[Start of Extracted material]

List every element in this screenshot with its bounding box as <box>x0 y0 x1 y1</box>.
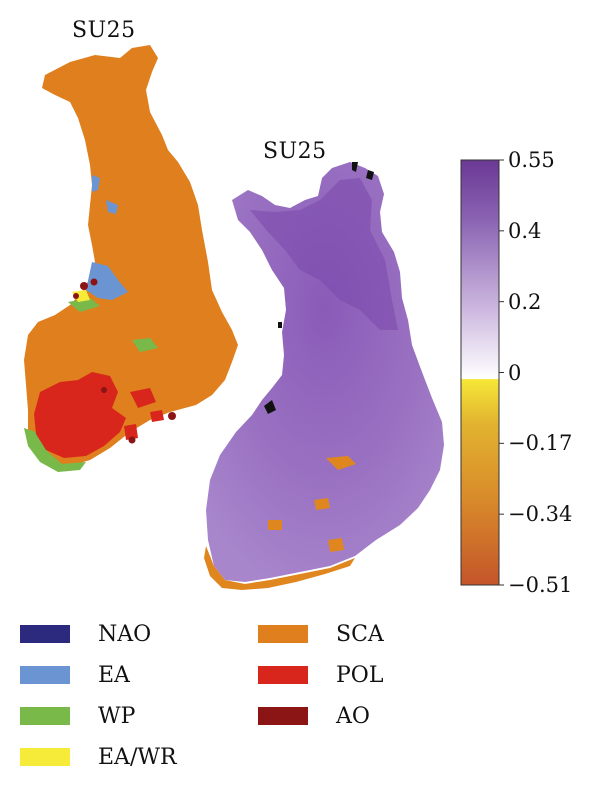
left-map-ao-dot <box>101 387 107 393</box>
legend-label: EA <box>98 662 130 688</box>
legend-item: AO <box>258 702 370 730</box>
left-map-pol-patch <box>130 388 156 408</box>
right-map-nodata <box>352 162 358 172</box>
legend-swatch <box>20 625 70 643</box>
legend-swatch <box>20 666 70 684</box>
left-map-ao-dot <box>128 436 136 444</box>
left-map-ao-dot <box>90 278 98 286</box>
left-map-wp-patch <box>68 298 100 312</box>
legend-label: NAO <box>98 621 152 647</box>
right-map <box>204 162 444 590</box>
colorbar-tick-label: −0.17 <box>508 431 573 456</box>
legend-item: SCA <box>258 620 384 648</box>
right-map-title: SU25 <box>263 139 327 164</box>
colorbar-tick-label: 0.4 <box>508 218 542 243</box>
legend-label: EA/WR <box>98 744 177 770</box>
left-map-ea-patch <box>92 175 100 192</box>
legend-swatch <box>20 748 70 766</box>
colorbar-tick-label: −0.34 <box>508 502 573 527</box>
left-map-land <box>24 45 238 466</box>
colorbar-tick-label: 0 <box>508 360 522 385</box>
left-map-pol-patch <box>150 410 164 422</box>
legend-label: POL <box>336 662 384 688</box>
legend-swatch <box>258 625 308 643</box>
legend-swatch <box>258 707 308 725</box>
left-map-pol-patch <box>34 372 126 458</box>
left-map-pol-patch <box>124 424 138 440</box>
right-map-negative-patch <box>326 456 356 470</box>
right-map-nodata <box>366 170 374 180</box>
left-map <box>24 45 238 472</box>
left-map-ea-patch <box>106 200 118 214</box>
legend-label: AO <box>336 703 370 729</box>
colorbar-gradient <box>460 159 500 586</box>
legend-item: WP <box>20 702 135 730</box>
legend-swatch <box>20 707 70 725</box>
legend-item: POL <box>258 661 383 689</box>
right-map-nodata <box>264 400 276 414</box>
legend-swatch <box>258 666 308 684</box>
colorbar-tick-label: −0.51 <box>508 573 573 597</box>
legend-label: SCA <box>336 621 384 647</box>
colorbar <box>460 159 504 586</box>
legend-item: EA/WR <box>20 743 177 771</box>
left-map-wp-patch <box>132 338 158 352</box>
left-map-ea-patch <box>86 262 128 300</box>
right-map-negative-patch <box>328 538 344 552</box>
left-map-ao-dot <box>80 282 88 290</box>
right-map-high-values <box>250 178 398 330</box>
left-map-ao-dot <box>73 293 79 299</box>
left-map-eawr-patch <box>72 290 90 302</box>
legend-item: NAO <box>20 620 151 648</box>
right-map-negative-patch <box>314 498 330 510</box>
colorbar-tick-label: 0.55 <box>508 148 555 172</box>
colorbar-ticks <box>499 159 504 586</box>
right-map-nodata <box>278 322 282 328</box>
right-map-negative-patch <box>268 520 282 530</box>
left-map-title: SU25 <box>72 18 136 43</box>
colorbar-tick-label: 0.2 <box>508 289 542 314</box>
left-map-ao-dot <box>168 412 176 420</box>
legend-label: WP <box>98 703 136 729</box>
right-map-negative-patch <box>204 546 355 590</box>
legend-item: EA <box>20 661 130 689</box>
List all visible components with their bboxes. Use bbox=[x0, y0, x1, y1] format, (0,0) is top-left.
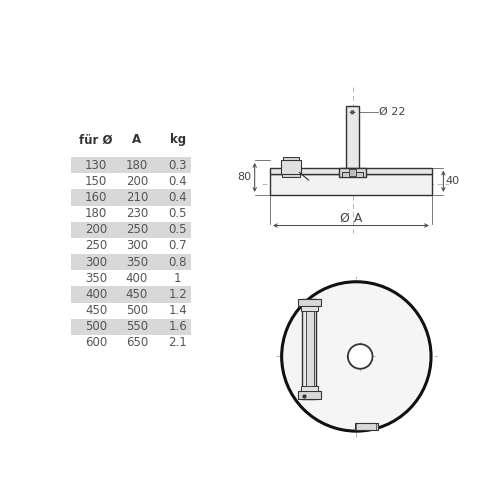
Text: 250: 250 bbox=[85, 240, 107, 252]
Bar bbox=[112, 286, 152, 302]
Text: 350: 350 bbox=[126, 256, 148, 268]
Text: kg: kg bbox=[170, 133, 186, 146]
Text: 300: 300 bbox=[85, 256, 107, 268]
Circle shape bbox=[348, 344, 372, 369]
Text: 150: 150 bbox=[85, 175, 107, 188]
Text: 0.4: 0.4 bbox=[168, 191, 187, 204]
Text: 1.2: 1.2 bbox=[168, 288, 187, 301]
Text: 500: 500 bbox=[126, 304, 148, 317]
Text: 0.5: 0.5 bbox=[168, 207, 187, 220]
Text: für Ø: für Ø bbox=[80, 133, 113, 146]
Bar bbox=[152, 157, 191, 173]
Bar bbox=[281, 160, 301, 174]
Bar bbox=[112, 318, 152, 335]
Text: 450: 450 bbox=[126, 288, 148, 301]
Bar bbox=[338, 168, 366, 177]
Bar bbox=[72, 254, 112, 270]
Bar bbox=[72, 222, 112, 238]
Bar bbox=[283, 157, 300, 160]
Text: 2.1: 2.1 bbox=[168, 336, 187, 349]
Text: 500: 500 bbox=[85, 320, 107, 334]
Bar bbox=[355, 422, 378, 430]
Text: 600: 600 bbox=[85, 336, 107, 349]
Bar bbox=[350, 168, 356, 176]
Text: 400: 400 bbox=[126, 272, 148, 285]
Bar bbox=[72, 286, 112, 302]
Bar bbox=[302, 298, 316, 399]
Text: 40: 40 bbox=[446, 176, 460, 186]
Text: 130: 130 bbox=[85, 158, 107, 172]
Bar bbox=[301, 386, 318, 391]
Text: Ø A: Ø A bbox=[340, 212, 362, 225]
Bar bbox=[152, 286, 191, 302]
Bar bbox=[72, 157, 112, 173]
Text: 0.4: 0.4 bbox=[168, 175, 187, 188]
Text: 650: 650 bbox=[126, 336, 148, 349]
Text: 550: 550 bbox=[126, 320, 148, 334]
Bar bbox=[346, 106, 358, 168]
Text: 0.5: 0.5 bbox=[168, 224, 187, 236]
Bar bbox=[306, 311, 314, 386]
Text: 400: 400 bbox=[85, 288, 107, 301]
Text: 200: 200 bbox=[126, 175, 148, 188]
Text: 180: 180 bbox=[85, 207, 107, 220]
Bar bbox=[152, 254, 191, 270]
Bar bbox=[152, 190, 191, 206]
Bar bbox=[112, 190, 152, 206]
Bar bbox=[342, 172, 363, 177]
Bar bbox=[72, 190, 112, 206]
Text: 200: 200 bbox=[85, 224, 107, 236]
Text: 180: 180 bbox=[126, 158, 148, 172]
Bar bbox=[298, 391, 321, 399]
Text: 0.3: 0.3 bbox=[168, 158, 187, 172]
Bar bbox=[112, 254, 152, 270]
Text: 210: 210 bbox=[126, 191, 148, 204]
Bar bbox=[112, 222, 152, 238]
Text: 1.6: 1.6 bbox=[168, 320, 187, 334]
Bar bbox=[112, 157, 152, 173]
Text: 0.7: 0.7 bbox=[168, 240, 187, 252]
Text: 350: 350 bbox=[85, 272, 107, 285]
Bar bbox=[270, 168, 432, 174]
Bar bbox=[152, 318, 191, 335]
Bar bbox=[301, 306, 318, 311]
Text: 250: 250 bbox=[126, 224, 148, 236]
Text: 160: 160 bbox=[85, 191, 108, 204]
Bar bbox=[152, 222, 191, 238]
Bar bbox=[270, 174, 432, 195]
Bar bbox=[282, 174, 300, 177]
Circle shape bbox=[282, 282, 431, 431]
Text: 1: 1 bbox=[174, 272, 182, 285]
Text: 80: 80 bbox=[238, 172, 252, 182]
Text: 0.8: 0.8 bbox=[168, 256, 187, 268]
Bar bbox=[72, 318, 112, 335]
Text: 300: 300 bbox=[126, 240, 148, 252]
Text: 1.4: 1.4 bbox=[168, 304, 187, 317]
Text: 230: 230 bbox=[126, 207, 148, 220]
Text: Ø 22: Ø 22 bbox=[380, 106, 406, 117]
Text: 450: 450 bbox=[85, 304, 107, 317]
Text: A: A bbox=[132, 133, 141, 146]
Bar bbox=[298, 298, 321, 306]
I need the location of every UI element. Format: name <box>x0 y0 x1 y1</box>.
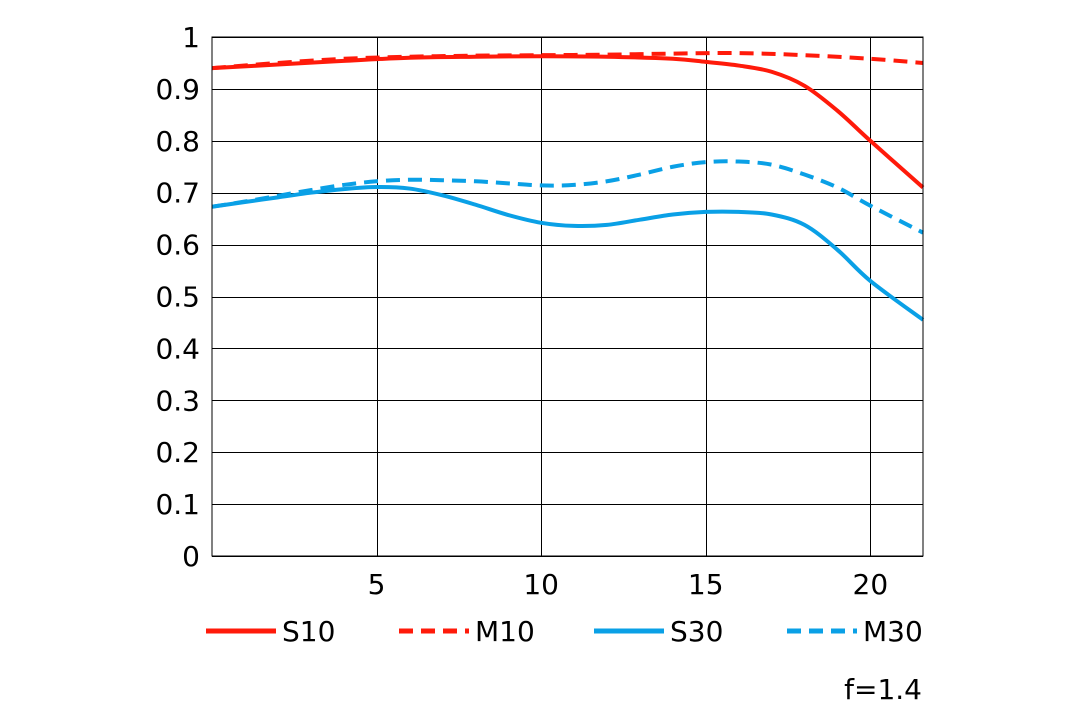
grid <box>212 37 923 557</box>
x-tick-label: 10 <box>523 568 559 601</box>
y-tick-label: 1 <box>182 21 200 54</box>
series-line-m10 <box>211 51 924 71</box>
legend-label-m30: M30 <box>863 615 923 648</box>
y-tick-label: 0.3 <box>155 384 200 417</box>
aperture-note: f=1.4 <box>844 673 922 706</box>
legend-label-s10: S10 <box>282 615 335 648</box>
y-tick-label: 0.4 <box>155 332 200 365</box>
legend: S10 M10 S30 M30 <box>206 615 923 648</box>
plot-frame <box>211 36 924 557</box>
y-tick-label: 0.1 <box>155 488 200 521</box>
y-tick-label: 0.7 <box>155 177 200 210</box>
y-tick-label: 0.8 <box>155 125 200 158</box>
y-axis-tick-labels: 0 0.1 0.2 0.3 0.4 0.5 0.6 0.7 0.8 0.9 1 <box>155 21 200 573</box>
y-tick-label: 0 <box>182 540 200 573</box>
y-tick-label: 0.2 <box>155 436 200 469</box>
series-line-m30 <box>211 159 924 235</box>
y-tick-label: 0.6 <box>155 229 200 262</box>
y-tick-label: 0.5 <box>155 281 200 314</box>
series-line-s10 <box>211 54 925 190</box>
series-lines <box>211 51 925 322</box>
series-line-s30 <box>211 184 925 322</box>
x-tick-label: 5 <box>368 568 386 601</box>
x-axis-tick-labels: 5 10 15 20 <box>368 568 888 601</box>
y-tick-label: 0.9 <box>155 73 200 106</box>
x-tick-label: 20 <box>853 568 889 601</box>
legend-label-m10: M10 <box>475 615 535 648</box>
legend-label-s30: S30 <box>670 615 723 648</box>
x-tick-label: 15 <box>688 568 724 601</box>
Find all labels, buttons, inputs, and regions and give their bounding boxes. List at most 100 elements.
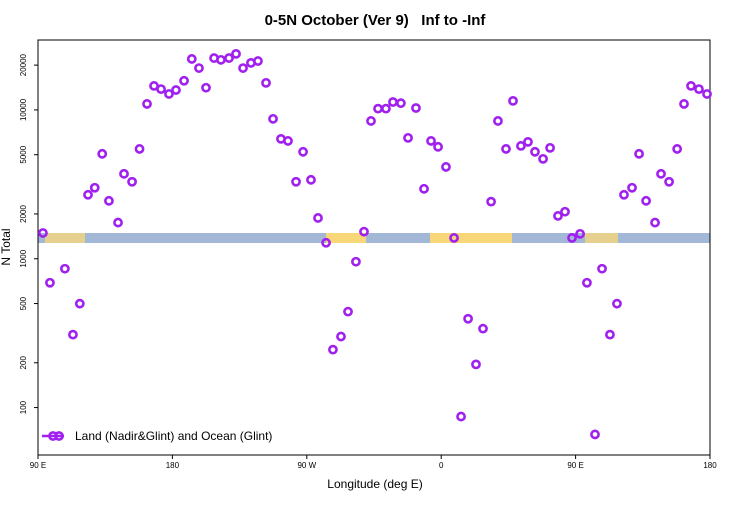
data-point [516, 141, 526, 151]
x-axis-label: Longitude (deg E) [327, 477, 422, 491]
data-point [328, 344, 338, 355]
data-point [530, 146, 540, 157]
chart-title: 0-5N October (Ver 9) Inf to -Inf [265, 12, 487, 29]
data-point [501, 144, 511, 154]
data-point [268, 113, 278, 124]
y-axis-label: N Total [0, 228, 13, 265]
y-tick-label: 100 [19, 400, 28, 414]
data-point [336, 331, 346, 342]
data-point [694, 84, 704, 95]
data-point [395, 98, 406, 109]
data-point [619, 189, 629, 200]
data-point [567, 233, 577, 243]
data-point [560, 206, 570, 217]
data-point [597, 263, 607, 274]
data-point [664, 176, 674, 187]
y-tick-label: 5000 [19, 145, 28, 163]
data-point [74, 298, 85, 309]
legend-marker [54, 431, 64, 441]
data-point [164, 89, 174, 99]
data-point [313, 213, 323, 223]
data-point [171, 85, 181, 95]
data-point [441, 162, 451, 172]
data-point [627, 182, 637, 193]
data-point [403, 132, 413, 143]
data-point [612, 298, 622, 309]
legend-label: Land (Nadir&Glint) and Ocean (Glint) [75, 429, 272, 443]
data-point [59, 263, 70, 274]
data-point [298, 146, 308, 157]
x-tick-label: 90 E [30, 461, 46, 470]
data-point [486, 196, 496, 207]
x-tick-label: 180 [703, 461, 717, 470]
x-tick-label: 90 W [297, 461, 316, 470]
surface-band [38, 233, 710, 243]
data-point [679, 99, 689, 109]
data-point [194, 63, 204, 73]
data-point [426, 136, 436, 146]
data-point [306, 174, 316, 185]
data-point [471, 359, 481, 370]
data-point [373, 103, 383, 114]
data-point [38, 228, 48, 238]
data-point [201, 82, 211, 93]
data-point [283, 136, 293, 146]
data-point [545, 142, 555, 153]
data-point [411, 103, 421, 113]
data-point [553, 211, 563, 221]
data-point [68, 329, 78, 340]
data-point [478, 323, 488, 334]
y-tick-label: 20000 [19, 53, 28, 76]
data-point [582, 277, 592, 288]
x-tick-label: 180 [166, 461, 180, 470]
data-point [83, 189, 93, 200]
data-point [463, 313, 473, 324]
data-point [656, 168, 666, 179]
data-point [702, 89, 712, 99]
data-point [351, 256, 361, 267]
data-point [253, 56, 263, 66]
data-point [113, 217, 123, 228]
data-point [186, 54, 197, 64]
data-point [456, 411, 466, 422]
data-point [238, 63, 248, 73]
data-point [45, 277, 55, 288]
data-point [634, 148, 644, 159]
data-point [216, 54, 226, 65]
data-point [419, 183, 429, 194]
data-point [605, 329, 615, 340]
data-point [104, 195, 114, 206]
data-point [343, 306, 353, 317]
data-point [433, 141, 443, 152]
y-tick-label: 500 [19, 296, 28, 310]
x-tick-label: 90 E [567, 461, 583, 470]
data-point [449, 233, 459, 243]
data-point [538, 153, 548, 164]
data-point [89, 182, 100, 193]
data-point [261, 77, 271, 88]
plot-frame [37, 39, 711, 456]
y-tick-label: 1000 [19, 249, 28, 267]
data-point [650, 217, 660, 228]
data-point [366, 116, 376, 126]
data-point [493, 116, 503, 126]
data-point [686, 81, 696, 91]
data-point [321, 237, 331, 248]
data-point [97, 148, 108, 159]
data-point [231, 48, 241, 59]
data-point [134, 144, 145, 154]
data-point [381, 103, 391, 114]
y-tick-label: 200 [19, 356, 28, 370]
data-point [291, 176, 301, 187]
data-point [508, 95, 518, 106]
data-point [672, 144, 683, 154]
data-point [127, 176, 137, 187]
data-point [142, 99, 152, 109]
y-tick-label: 2000 [19, 204, 28, 222]
data-point [119, 168, 129, 179]
data-point [575, 228, 585, 239]
data-point [388, 97, 398, 107]
data-point [523, 136, 533, 147]
data-point [590, 429, 600, 440]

[End of Extracted material]

* [What the task requires]
Recast the items between the line holding "grid <box>212 37 923 557</box>" and the line holding "Find all labels, buttons, inputs, and", inclusive, as a Markdown table with the columns Row and Line. Put one line per row, number the rows in order, and leave out any blank lines.

* [Task response]
| Row | Line |
|---|---|
| 1 | grid <box>212 37 923 557</box> |
| 2 | x-tick-label: 10 <box>523 568 559 601</box> |
| 3 | y-tick-label: 1 <box>182 21 200 54</box> |
| 4 | series-line-m10 <box>211 51 924 71</box> |
| 5 | legend-label-m30: M30 <box>863 615 923 648</box> |
| 6 | y-tick-label: 0.3 <box>155 384 200 417</box> |
| 7 | aperture-note: f=1.4 <box>844 673 922 706</box> |
| 8 | legend-label-s10: S10 <box>282 615 335 648</box> |
| 9 | y-tick-label: 0.4 <box>155 332 200 365</box> |
| 10 | legend: S10 M10 S30 M30 <box>206 615 923 648</box> |
| 11 | plot-frame <box>211 36 924 557</box> |
| 12 | y-tick-label: 0.1 <box>155 488 200 521</box> |
| 13 | y-tick-label: 0.7 <box>155 177 200 210</box> |
| 14 | y-tick-label: 0.8 <box>155 125 200 158</box> |
| 15 | y-axis-tick-labels: 0 0.1 0.2 0.3 0.4 0.5 0.6 0.7 0.8 0.9 1 <box>155 21 200 573</box> |
| 16 | y-tick-label: 0 <box>182 540 200 573</box> |
| 17 | y-tick-label: 0.2 <box>155 436 200 469</box> |
| 18 | series-line-m30 <box>211 159 924 235</box> |
| 19 | y-tick-label: 0.6 <box>155 229 200 262</box> |
| 20 | y-tick-label: 0.5 <box>155 281 200 314</box> |
| 21 | series-line-s10 <box>211 54 925 190</box> |
| 22 | series-lines <box>211 51 925 322</box> |
| 23 | series-line-s30 <box>211 184 925 322</box> |
| 24 | x-tick-label: 5 <box>368 568 386 601</box> |
| 25 | x-axis-tick-labels: 5 10 15 20 <box>368 568 888 601</box> |
| 26 | y-tick-label: 0.9 <box>155 73 200 106</box> |
| 27 | x-tick-label: 20 <box>853 568 889 601</box> |
| 28 | legend-label-m10: M10 <box>475 615 535 648</box> |
| 29 | legend-label-s30: S30 <box>670 615 723 648</box> |
| 30 | x-tick-label: 15 <box>688 568 724 601</box> |
| 31 | Find all labels, buttons, inputs, and regions and give their bounding boxes. List at most 100 elements. |